● **WHAT IS EXPECTED**: Tally the lines in the listing below that include "source". Answer with the count and nothing more.
-*-*-
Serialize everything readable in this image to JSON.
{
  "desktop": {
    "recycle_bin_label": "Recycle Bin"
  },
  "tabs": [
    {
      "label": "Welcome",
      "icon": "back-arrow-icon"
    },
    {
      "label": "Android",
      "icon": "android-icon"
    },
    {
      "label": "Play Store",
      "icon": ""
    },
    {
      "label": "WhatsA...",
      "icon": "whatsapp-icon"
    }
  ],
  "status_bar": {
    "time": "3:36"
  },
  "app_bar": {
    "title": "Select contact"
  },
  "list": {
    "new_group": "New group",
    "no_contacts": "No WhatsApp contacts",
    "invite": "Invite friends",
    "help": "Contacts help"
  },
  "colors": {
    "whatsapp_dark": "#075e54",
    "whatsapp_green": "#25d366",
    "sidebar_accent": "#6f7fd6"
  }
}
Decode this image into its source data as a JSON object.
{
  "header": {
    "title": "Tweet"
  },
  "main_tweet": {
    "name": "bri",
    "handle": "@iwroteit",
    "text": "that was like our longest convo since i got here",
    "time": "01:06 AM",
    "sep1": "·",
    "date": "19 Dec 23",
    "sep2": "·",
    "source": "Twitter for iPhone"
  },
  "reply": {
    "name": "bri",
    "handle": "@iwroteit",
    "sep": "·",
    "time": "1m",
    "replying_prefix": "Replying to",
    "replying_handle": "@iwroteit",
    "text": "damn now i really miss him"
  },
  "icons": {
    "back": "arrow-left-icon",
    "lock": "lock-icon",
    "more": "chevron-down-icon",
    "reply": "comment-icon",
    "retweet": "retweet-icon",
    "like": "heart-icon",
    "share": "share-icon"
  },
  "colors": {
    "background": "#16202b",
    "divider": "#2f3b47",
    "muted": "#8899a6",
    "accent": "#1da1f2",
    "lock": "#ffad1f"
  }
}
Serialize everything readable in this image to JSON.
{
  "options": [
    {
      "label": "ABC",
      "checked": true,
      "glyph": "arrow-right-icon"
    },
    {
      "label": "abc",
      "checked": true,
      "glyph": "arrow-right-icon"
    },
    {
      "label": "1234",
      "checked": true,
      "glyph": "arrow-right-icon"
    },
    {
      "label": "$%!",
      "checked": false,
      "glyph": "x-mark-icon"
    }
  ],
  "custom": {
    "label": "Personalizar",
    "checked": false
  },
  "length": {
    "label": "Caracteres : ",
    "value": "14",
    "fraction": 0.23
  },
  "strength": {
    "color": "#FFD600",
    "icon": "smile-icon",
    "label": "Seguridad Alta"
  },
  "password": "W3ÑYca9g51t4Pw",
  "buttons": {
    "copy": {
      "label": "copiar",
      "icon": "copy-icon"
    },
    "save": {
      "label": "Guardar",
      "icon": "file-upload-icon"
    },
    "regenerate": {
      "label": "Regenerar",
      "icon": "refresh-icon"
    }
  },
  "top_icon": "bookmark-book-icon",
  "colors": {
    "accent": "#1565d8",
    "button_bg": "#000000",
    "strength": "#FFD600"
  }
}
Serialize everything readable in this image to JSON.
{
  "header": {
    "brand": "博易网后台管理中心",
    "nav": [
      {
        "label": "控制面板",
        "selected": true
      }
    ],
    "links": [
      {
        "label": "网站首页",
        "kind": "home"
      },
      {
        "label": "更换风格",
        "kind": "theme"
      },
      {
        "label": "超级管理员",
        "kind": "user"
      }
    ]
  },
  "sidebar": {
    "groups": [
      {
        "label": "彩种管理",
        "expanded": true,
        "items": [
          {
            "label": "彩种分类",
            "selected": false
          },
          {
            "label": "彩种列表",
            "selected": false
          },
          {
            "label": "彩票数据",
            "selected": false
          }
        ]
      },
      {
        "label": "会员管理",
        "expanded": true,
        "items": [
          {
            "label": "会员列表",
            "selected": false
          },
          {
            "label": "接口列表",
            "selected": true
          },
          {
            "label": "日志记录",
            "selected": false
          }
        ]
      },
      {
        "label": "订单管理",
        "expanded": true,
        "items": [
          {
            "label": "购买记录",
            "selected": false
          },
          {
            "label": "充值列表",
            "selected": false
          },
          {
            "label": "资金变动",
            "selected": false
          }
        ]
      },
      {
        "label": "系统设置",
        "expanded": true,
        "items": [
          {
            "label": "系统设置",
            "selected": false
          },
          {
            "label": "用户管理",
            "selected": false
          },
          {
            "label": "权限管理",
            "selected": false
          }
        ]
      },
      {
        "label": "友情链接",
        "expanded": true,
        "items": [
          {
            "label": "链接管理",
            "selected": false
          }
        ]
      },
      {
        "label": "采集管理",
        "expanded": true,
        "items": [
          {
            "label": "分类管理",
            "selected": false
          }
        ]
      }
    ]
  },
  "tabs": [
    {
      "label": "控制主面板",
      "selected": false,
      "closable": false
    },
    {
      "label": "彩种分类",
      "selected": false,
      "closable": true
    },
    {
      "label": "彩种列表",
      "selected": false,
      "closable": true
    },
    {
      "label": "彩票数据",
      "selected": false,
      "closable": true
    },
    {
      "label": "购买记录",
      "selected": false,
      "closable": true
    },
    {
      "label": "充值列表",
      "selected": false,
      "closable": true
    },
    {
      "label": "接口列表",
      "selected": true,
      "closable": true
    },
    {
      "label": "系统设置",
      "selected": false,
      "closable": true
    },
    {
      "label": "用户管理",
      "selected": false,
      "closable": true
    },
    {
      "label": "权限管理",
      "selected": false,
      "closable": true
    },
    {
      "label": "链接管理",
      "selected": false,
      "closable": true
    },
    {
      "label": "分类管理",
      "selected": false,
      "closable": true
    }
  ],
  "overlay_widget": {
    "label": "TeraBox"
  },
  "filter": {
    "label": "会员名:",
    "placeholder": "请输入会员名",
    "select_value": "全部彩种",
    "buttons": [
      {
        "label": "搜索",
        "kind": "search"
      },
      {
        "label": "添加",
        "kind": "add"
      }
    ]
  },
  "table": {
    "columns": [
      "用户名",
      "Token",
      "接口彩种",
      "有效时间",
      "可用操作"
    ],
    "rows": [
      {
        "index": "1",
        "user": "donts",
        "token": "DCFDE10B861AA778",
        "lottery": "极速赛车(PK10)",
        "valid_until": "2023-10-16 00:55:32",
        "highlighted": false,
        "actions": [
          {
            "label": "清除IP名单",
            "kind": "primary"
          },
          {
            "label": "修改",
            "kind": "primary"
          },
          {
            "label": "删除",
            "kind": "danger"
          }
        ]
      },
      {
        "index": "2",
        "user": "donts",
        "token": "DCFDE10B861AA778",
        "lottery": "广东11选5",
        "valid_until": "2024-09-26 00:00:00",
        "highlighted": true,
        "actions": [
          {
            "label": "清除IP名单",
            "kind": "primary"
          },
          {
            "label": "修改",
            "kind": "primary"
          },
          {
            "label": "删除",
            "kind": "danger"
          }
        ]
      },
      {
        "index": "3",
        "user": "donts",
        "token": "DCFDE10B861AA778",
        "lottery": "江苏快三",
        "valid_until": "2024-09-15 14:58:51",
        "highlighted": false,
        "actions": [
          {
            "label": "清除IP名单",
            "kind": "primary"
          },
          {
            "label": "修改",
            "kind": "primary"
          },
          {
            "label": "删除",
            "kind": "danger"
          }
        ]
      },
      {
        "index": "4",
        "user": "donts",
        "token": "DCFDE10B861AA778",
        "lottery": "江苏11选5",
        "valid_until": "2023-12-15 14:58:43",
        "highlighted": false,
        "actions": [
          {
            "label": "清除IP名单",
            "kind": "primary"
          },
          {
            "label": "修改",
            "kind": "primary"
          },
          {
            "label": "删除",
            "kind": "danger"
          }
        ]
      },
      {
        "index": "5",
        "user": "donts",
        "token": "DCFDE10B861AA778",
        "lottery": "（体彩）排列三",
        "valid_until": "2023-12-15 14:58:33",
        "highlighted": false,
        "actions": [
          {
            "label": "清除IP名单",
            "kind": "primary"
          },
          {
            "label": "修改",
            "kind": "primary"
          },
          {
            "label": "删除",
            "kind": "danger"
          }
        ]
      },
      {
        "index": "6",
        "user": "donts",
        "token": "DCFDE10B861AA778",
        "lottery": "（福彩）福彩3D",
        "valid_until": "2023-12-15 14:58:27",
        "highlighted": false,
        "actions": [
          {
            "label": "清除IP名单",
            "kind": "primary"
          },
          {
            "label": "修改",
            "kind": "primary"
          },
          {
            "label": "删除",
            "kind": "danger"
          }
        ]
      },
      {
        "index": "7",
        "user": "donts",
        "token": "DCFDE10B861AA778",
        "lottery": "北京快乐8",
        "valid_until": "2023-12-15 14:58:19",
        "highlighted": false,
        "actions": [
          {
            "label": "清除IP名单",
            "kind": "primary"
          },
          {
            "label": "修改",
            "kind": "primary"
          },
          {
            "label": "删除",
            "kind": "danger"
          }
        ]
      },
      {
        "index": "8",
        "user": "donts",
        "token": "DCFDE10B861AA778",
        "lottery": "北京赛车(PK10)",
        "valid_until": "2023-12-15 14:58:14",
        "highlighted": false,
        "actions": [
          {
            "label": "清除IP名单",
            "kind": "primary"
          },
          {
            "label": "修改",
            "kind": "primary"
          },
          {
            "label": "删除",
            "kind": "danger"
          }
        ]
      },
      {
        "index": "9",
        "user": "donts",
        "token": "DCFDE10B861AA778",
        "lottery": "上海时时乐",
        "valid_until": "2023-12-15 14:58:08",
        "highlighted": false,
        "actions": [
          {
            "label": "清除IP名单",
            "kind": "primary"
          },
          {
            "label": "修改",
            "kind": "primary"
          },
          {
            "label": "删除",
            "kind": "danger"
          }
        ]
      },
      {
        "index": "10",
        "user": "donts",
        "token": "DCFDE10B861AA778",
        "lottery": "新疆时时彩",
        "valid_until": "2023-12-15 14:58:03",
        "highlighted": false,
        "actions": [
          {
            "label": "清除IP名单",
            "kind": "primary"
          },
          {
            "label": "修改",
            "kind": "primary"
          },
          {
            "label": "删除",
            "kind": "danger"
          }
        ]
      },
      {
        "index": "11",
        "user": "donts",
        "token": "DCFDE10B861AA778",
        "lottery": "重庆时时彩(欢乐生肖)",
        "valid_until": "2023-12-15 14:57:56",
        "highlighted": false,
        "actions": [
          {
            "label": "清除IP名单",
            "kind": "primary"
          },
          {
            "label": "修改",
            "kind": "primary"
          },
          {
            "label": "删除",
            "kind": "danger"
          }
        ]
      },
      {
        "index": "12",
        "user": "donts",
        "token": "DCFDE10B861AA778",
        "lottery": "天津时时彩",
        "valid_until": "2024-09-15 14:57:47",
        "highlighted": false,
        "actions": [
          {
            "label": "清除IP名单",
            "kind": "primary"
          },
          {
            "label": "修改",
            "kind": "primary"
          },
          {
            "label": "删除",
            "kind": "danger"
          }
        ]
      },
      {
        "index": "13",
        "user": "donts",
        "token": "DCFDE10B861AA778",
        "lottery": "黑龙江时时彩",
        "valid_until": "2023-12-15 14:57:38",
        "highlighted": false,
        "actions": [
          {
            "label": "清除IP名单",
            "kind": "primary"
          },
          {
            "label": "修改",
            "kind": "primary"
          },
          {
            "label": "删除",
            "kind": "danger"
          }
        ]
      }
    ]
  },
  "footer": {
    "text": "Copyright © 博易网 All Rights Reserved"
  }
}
-*-*-
● **THE COMPLETED TASK**: 2